Data to use -
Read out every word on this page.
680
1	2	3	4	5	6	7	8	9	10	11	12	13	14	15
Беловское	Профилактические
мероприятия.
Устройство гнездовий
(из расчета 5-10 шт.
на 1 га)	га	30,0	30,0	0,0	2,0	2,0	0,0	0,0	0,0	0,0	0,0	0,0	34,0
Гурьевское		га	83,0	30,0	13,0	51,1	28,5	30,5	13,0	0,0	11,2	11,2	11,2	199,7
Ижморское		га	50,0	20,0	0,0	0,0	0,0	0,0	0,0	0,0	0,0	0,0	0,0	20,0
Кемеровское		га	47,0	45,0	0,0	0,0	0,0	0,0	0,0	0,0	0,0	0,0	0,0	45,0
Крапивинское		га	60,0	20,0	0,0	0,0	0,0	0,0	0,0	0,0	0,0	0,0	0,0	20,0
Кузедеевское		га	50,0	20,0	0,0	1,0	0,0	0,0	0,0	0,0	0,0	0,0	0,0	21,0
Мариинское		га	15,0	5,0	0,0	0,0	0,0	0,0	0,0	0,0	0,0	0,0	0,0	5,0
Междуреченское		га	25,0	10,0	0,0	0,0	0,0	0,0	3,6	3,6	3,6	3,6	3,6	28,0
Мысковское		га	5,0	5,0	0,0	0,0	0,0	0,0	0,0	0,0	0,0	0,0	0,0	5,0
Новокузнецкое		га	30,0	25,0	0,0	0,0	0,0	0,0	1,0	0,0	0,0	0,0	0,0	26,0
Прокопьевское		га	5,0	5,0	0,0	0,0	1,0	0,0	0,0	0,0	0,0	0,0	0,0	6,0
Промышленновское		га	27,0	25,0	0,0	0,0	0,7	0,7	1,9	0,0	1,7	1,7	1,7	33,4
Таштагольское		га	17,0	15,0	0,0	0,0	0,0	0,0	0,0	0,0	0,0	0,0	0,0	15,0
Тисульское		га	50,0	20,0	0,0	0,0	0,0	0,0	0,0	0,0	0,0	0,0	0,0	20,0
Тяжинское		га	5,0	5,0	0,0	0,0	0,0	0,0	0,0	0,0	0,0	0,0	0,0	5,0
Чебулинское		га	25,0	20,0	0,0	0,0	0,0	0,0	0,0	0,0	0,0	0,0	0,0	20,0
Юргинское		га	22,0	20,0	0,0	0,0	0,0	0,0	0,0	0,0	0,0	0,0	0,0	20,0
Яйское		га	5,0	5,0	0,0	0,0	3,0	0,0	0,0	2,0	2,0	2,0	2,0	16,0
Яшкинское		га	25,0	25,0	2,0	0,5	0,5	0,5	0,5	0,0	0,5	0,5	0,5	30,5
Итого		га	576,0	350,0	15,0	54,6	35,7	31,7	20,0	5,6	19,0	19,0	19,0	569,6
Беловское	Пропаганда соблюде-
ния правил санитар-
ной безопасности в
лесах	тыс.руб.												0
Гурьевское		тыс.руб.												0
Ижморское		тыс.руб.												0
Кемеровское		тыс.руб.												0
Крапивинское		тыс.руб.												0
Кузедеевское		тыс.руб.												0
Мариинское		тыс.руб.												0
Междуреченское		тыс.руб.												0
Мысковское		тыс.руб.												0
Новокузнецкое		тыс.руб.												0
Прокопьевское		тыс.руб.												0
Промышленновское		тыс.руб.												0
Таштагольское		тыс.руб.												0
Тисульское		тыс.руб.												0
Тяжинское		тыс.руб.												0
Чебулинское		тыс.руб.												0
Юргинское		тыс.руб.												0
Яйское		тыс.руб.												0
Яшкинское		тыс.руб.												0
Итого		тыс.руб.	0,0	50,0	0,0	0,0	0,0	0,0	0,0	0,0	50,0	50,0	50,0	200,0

What the exercise asks - Return the material in full, exactly as shown.

Solution -
Read out every word on this page.
680
1	2	3	4	5	6	7	8	9	10	11	12	13	14	15
Беловское	Профилактические
мероприятия.
Устройство гнездовий
(из расчета 5-10 шт.
на 1 га)	га	30,0	30,0	0,0	2,0	2,0	0,0	0,0	0,0	0,0	0,0	0,0	34,0
Гурьевское		га	83,0	30,0	13,0	51,1	28,5	30,5	13,0	0,0	11,2	11,2	11,2	199,7
Ижморское		га	50,0	20,0	0,0	0,0	0,0	0,0	0,0	0,0	0,0	0,0	0,0	20,0
Кемеровское		га	47,0	45,0	0,0	0,0	0,0	0,0	0,0	0,0	0,0	0,0	0,0	45,0
Крапивинское		га	60,0	20,0	0,0	0,0	0,0	0,0	0,0	0,0	0,0	0,0	0,0	20,0
Кузедеевское		га	50,0	20,0	0,0	1,0	0,0	0,0	0,0	0,0	0,0	0,0	0,0	21,0
Мариинское		га	15,0	5,0	0,0	0,0	0,0	0,0	0,0	0,0	0,0	0,0	0,0	5,0
Междуреченское		га	25,0	10,0	0,0	0,0	0,0	0,0	3,6	3,6	3,6	3,6	3,6	28,0
Мысковское		га	5,0	5,0	0,0	0,0	0,0	0,0	0,0	0,0	0,0	0,0	0,0	5,0
Новокузнецкое		га	30,0	25,0	0,0	0,0	0,0	0,0	1,0	0,0	0,0	0,0	0,0	26,0
Прокопьевское		га	5,0	5,0	0,0	0,0	1,0	0,0	0,0	0,0	0,0	0,0	0,0	6,0
Промышленновское		га	27,0	25,0	0,0	0,0	0,7	0,7	1,9	0,0	1,7	1,7	1,7	33,4
Таштагольское		га	17,0	15,0	0,0	0,0	0,0	0,0	0,0	0,0	0,0	0,0	0,0	15,0
Тисульское		га	50,0	20,0	0,0	0,0	0,0	0,0	0,0	0,0	0,0	0,0	0,0	20,0
Тяжинское		га	5,0	5,0	0,0	0,0	0,0	0,0	0,0	0,0	0,0	0,0	0,0	5,0
Чебулинское		га	25,0	20,0	0,0	0,0	0,0	0,0	0,0	0,0	0,0	0,0	0,0	20,0
Юргинское		га	22,0	20,0	0,0	0,0	0,0	0,0	0,0	0,0	0,0	0,0	0,0	20,0
Яйское		га	5,0	5,0	0,0	0,0	3,0	0,0	0,0	2,0	2,0	2,0	2,0	16,0
Яшкинское		га	25,0	25,0	2,0	0,5	0,5	0,5	0,5	0,0	0,5	0,5	0,5	30,5
Итого		га	576,0	350,0	15,0	54,6	35,7	31,7	20,0	5,6	19,0	19,0	19,0	569,6
Беловское	Пропаганда соблюде-
ния правил санитар-
ной безопасности в
лесах	тыс.руб.												0
Гурьевское		тыс.руб.												0
Ижморское		тыс.руб.												0
Кемеровское		тыс.руб.												0
Крапивинское		тыс.руб.												0
Кузедеевское		тыс.руб.												0
Мариинское		тыс.руб.												0
Междуреченское		тыс.руб.												0
Мысковское		тыс.руб.												0
Новокузнецкое		тыс.руб.												0
Прокопьевское		тыс.руб.												0
Промышленновское		тыс.руб.												0
Таштагольское		тыс.руб.												0
Тисульское		тыс.руб.												0
Тяжинское		тыс.руб.												0
Чебулинское		тыс.руб.												0
Юргинское		тыс.руб.												0
Яйское		тыс.руб.												0
Яшкинское		тыс.руб.												0
Итого		тыс.руб.	0,0	50,0	0,0	0,0	0,0	0,0	0,0	0,0	50,0	50,0	50,0	200,0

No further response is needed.